'''

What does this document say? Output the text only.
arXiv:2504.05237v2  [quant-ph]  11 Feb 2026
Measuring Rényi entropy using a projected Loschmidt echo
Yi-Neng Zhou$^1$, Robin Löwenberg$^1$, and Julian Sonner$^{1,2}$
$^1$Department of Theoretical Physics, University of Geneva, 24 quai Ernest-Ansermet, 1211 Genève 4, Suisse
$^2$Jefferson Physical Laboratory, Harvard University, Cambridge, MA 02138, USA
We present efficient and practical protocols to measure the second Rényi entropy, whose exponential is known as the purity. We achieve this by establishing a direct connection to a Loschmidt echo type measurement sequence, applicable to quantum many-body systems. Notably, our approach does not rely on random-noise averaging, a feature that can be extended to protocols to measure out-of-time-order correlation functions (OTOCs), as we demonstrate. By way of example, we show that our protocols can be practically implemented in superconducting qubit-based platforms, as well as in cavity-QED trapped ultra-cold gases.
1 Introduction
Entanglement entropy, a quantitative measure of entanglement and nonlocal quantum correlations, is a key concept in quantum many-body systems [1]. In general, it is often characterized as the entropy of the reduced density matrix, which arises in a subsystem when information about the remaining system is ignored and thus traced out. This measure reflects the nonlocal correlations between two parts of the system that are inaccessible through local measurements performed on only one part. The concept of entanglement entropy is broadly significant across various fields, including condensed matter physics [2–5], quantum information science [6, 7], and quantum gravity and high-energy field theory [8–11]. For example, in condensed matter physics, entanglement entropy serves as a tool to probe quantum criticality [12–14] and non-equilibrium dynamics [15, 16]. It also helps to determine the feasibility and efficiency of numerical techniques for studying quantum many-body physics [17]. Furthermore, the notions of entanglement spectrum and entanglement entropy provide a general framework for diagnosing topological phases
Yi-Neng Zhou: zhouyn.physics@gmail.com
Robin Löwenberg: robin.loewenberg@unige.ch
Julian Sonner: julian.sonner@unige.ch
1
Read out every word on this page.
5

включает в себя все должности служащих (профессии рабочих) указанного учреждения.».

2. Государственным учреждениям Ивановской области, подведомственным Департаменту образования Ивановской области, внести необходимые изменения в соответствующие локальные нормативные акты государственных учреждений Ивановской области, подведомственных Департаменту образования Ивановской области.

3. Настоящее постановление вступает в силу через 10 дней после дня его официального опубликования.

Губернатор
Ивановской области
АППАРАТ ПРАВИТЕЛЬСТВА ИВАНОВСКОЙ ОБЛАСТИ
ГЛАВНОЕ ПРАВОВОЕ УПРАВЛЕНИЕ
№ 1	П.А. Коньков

'''
'''

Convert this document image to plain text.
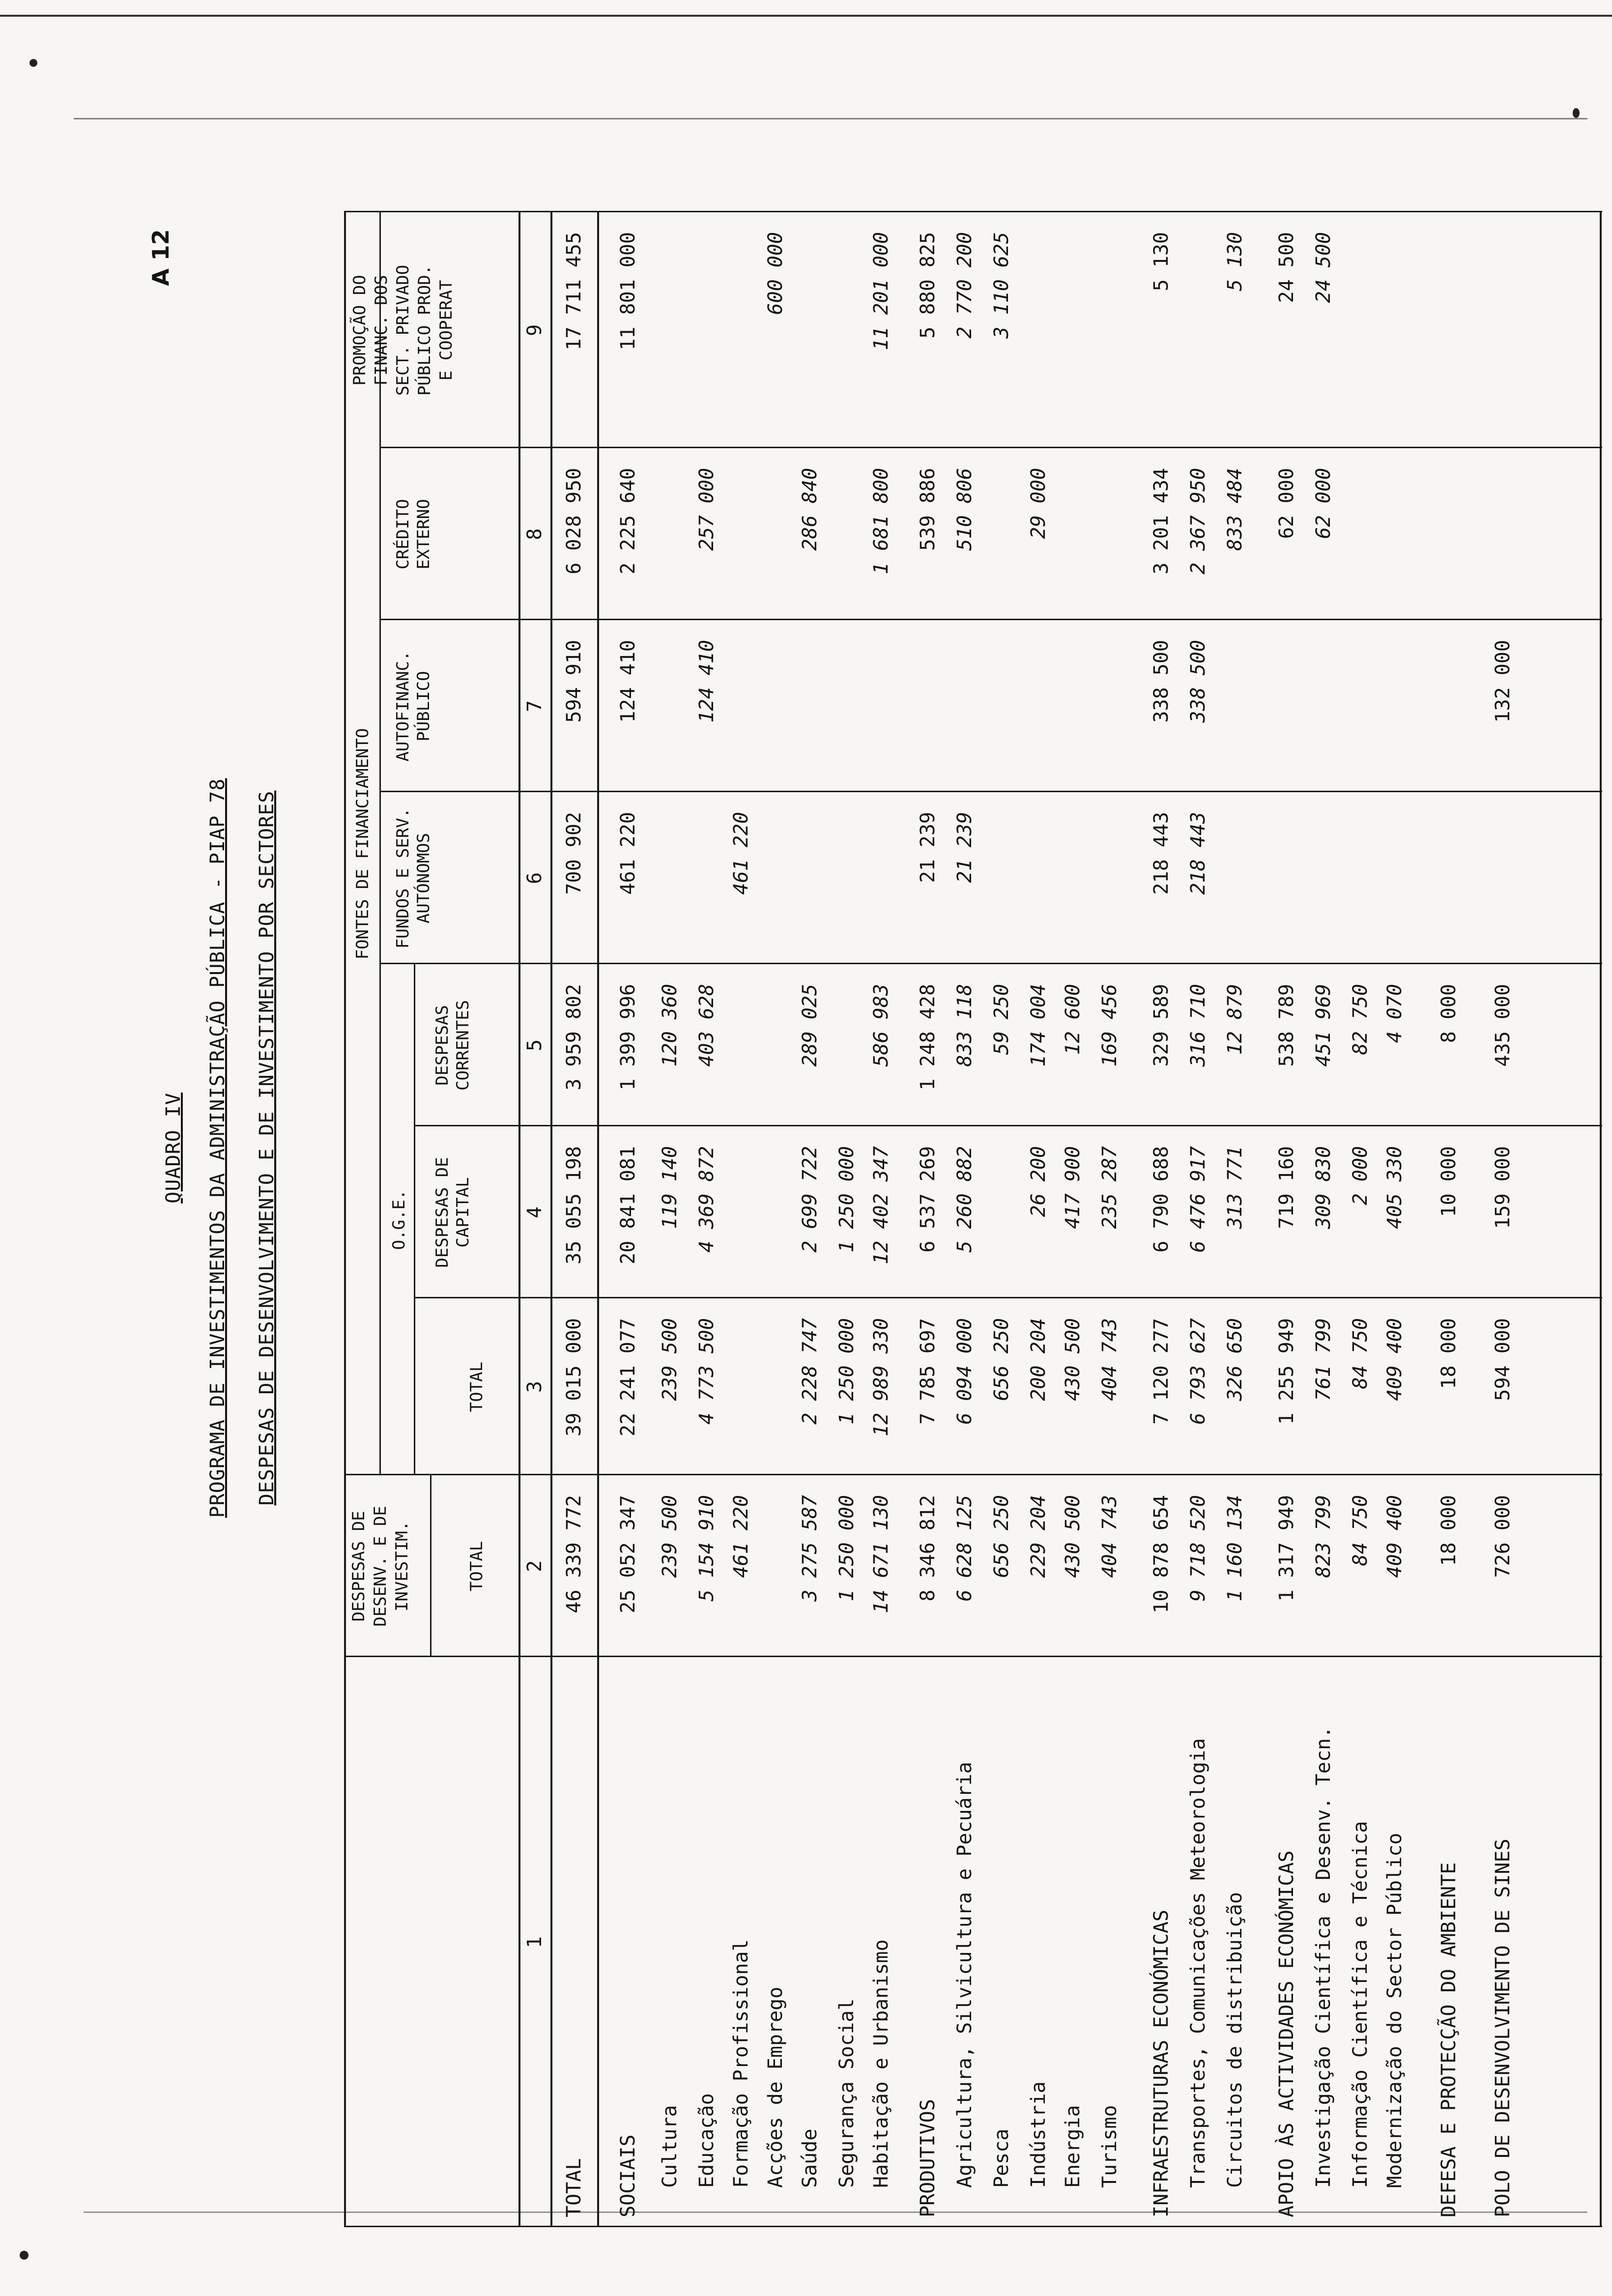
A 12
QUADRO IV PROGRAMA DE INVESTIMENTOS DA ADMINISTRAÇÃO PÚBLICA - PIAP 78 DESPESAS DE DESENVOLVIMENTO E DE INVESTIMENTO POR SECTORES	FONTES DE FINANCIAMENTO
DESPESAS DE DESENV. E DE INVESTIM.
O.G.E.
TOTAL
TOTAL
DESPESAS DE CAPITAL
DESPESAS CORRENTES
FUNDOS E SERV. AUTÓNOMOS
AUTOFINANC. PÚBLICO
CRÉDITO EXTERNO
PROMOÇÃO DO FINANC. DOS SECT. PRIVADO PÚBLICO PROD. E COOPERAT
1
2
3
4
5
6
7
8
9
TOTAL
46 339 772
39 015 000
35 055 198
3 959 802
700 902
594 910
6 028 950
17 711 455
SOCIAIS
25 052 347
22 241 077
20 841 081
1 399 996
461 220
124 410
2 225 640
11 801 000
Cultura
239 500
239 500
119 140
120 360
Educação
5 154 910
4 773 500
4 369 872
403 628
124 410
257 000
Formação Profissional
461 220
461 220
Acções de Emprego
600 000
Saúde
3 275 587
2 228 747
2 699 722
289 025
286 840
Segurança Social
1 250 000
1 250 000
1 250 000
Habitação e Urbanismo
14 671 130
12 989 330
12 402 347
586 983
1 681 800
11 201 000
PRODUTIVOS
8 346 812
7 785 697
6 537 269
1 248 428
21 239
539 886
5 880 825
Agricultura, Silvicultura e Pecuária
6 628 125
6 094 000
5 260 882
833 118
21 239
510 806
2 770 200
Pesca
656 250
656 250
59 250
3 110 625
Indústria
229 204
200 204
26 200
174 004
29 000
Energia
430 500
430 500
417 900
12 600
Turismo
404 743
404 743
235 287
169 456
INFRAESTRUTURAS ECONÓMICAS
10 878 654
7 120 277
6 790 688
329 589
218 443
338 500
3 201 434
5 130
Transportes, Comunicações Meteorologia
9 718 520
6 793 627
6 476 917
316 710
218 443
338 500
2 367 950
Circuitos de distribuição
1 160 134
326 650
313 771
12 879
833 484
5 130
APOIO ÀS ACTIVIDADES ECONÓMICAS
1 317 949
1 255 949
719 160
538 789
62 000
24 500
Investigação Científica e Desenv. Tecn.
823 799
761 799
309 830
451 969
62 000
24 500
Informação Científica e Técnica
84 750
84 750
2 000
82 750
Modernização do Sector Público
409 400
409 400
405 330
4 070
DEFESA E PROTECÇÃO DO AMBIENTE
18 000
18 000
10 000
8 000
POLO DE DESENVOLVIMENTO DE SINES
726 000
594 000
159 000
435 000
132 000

'''

■ **What you need to do**
State how many lines of the listing hold the string "University"; reply with the number and nothing else.

■ **Response to this task**
2